==== MATERIAL ====
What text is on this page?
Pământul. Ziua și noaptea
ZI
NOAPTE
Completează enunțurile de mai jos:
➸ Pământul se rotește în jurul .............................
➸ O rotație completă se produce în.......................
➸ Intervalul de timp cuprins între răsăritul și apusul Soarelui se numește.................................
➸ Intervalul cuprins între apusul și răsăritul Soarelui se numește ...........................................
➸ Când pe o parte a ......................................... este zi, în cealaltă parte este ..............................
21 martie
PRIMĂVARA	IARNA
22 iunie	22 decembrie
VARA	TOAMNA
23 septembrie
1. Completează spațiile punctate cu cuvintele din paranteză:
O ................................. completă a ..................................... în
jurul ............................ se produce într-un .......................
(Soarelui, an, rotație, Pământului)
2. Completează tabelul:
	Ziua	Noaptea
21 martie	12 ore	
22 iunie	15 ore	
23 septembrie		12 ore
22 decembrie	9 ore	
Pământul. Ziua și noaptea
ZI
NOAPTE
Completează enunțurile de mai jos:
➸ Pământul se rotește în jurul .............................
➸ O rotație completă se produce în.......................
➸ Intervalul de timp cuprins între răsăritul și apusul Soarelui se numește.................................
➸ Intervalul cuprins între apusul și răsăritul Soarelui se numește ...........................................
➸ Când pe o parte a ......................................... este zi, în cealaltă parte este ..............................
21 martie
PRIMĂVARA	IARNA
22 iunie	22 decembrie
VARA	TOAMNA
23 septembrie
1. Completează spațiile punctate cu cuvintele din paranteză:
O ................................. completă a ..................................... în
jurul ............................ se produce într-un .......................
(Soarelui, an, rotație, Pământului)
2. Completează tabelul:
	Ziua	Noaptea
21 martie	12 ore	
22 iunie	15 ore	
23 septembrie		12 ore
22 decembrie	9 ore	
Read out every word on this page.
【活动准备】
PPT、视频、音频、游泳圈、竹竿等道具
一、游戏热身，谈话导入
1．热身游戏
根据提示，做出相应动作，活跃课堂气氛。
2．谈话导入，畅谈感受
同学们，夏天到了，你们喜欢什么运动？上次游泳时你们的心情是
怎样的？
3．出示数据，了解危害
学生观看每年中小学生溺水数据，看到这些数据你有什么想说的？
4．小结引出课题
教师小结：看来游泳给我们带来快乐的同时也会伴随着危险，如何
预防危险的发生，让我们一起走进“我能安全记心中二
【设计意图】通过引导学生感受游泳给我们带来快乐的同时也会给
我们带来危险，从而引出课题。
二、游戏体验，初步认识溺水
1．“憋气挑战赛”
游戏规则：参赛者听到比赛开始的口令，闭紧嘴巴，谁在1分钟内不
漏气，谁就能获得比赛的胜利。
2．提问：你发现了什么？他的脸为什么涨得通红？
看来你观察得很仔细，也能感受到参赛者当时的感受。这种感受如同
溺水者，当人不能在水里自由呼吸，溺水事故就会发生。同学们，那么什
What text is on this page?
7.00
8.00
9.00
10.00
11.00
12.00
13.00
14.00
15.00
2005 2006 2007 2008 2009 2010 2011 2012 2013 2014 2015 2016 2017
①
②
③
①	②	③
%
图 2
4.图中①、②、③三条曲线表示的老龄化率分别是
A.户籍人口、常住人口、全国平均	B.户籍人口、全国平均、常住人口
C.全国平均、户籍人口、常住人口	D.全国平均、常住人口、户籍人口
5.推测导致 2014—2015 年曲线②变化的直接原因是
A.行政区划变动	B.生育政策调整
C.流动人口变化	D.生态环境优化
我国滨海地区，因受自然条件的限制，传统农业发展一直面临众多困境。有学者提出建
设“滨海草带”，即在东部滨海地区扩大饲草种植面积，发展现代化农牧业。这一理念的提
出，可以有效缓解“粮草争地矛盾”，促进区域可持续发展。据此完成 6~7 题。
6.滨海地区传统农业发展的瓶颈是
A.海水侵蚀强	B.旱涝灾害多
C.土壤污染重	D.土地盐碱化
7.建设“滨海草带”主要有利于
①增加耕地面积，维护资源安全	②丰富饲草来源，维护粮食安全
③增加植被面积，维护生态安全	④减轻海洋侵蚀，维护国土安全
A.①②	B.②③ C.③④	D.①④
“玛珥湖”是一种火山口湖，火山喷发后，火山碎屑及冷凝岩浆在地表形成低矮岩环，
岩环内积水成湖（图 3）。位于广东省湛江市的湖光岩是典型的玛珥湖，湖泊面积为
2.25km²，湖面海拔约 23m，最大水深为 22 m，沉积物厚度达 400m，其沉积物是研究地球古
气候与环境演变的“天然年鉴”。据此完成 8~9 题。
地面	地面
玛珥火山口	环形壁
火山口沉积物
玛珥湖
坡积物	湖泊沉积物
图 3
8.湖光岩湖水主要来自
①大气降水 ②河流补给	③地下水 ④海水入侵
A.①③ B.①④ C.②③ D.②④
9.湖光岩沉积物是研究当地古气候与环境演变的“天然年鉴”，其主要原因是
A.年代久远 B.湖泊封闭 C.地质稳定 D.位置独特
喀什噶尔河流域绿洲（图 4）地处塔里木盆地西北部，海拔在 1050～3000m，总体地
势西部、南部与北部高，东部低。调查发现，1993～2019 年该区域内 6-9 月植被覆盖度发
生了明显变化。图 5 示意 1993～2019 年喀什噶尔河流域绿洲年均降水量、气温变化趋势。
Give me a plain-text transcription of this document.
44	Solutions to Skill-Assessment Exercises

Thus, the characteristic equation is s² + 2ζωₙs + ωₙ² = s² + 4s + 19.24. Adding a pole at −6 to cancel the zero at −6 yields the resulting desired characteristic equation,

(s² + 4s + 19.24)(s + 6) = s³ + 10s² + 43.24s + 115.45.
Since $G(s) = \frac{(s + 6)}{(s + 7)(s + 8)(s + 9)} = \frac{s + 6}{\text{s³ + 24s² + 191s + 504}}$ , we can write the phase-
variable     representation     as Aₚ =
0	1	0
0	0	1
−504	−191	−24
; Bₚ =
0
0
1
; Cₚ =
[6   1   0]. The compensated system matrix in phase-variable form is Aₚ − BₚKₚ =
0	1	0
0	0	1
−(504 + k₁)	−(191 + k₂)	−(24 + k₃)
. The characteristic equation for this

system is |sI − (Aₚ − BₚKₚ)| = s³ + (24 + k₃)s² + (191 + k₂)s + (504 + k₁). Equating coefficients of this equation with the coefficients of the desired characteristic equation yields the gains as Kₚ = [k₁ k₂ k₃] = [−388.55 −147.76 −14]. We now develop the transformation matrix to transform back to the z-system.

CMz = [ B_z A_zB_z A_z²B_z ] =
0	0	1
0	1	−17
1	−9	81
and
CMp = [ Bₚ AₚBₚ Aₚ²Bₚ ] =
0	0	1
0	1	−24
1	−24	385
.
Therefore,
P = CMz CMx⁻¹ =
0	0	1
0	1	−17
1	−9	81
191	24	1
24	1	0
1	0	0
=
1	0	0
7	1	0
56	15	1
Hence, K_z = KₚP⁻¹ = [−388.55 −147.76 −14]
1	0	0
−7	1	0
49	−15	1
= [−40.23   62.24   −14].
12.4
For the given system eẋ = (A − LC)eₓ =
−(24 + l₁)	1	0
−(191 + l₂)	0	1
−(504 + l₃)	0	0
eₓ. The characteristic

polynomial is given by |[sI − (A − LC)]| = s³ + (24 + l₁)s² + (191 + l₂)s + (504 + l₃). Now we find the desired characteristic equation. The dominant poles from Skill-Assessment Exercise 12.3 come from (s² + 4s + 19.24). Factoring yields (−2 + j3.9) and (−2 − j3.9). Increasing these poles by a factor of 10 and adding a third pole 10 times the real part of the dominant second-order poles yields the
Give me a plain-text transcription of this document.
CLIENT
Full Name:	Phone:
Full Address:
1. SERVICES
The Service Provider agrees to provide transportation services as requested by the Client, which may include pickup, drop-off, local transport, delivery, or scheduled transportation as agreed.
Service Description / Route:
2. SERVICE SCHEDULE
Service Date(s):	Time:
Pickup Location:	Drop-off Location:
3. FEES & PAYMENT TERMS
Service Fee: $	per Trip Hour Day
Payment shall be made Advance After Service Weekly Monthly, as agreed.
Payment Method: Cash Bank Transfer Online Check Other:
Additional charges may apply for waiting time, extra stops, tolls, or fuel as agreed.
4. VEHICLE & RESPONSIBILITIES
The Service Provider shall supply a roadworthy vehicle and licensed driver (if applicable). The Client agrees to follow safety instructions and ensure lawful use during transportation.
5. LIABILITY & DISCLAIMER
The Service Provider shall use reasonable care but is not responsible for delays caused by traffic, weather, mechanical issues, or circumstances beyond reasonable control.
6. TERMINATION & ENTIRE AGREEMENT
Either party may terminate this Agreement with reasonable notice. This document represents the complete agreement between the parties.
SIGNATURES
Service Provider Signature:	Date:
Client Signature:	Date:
====
## WORK TO BE COMPLETED
Return every line in the listing that contains the word "variable".

## EXERCISE RESPONSE
variable     representation     as Aₚ =
[6   1   0]. The compensated system matrix in phase-variable form is Aₚ − BₚKₚ =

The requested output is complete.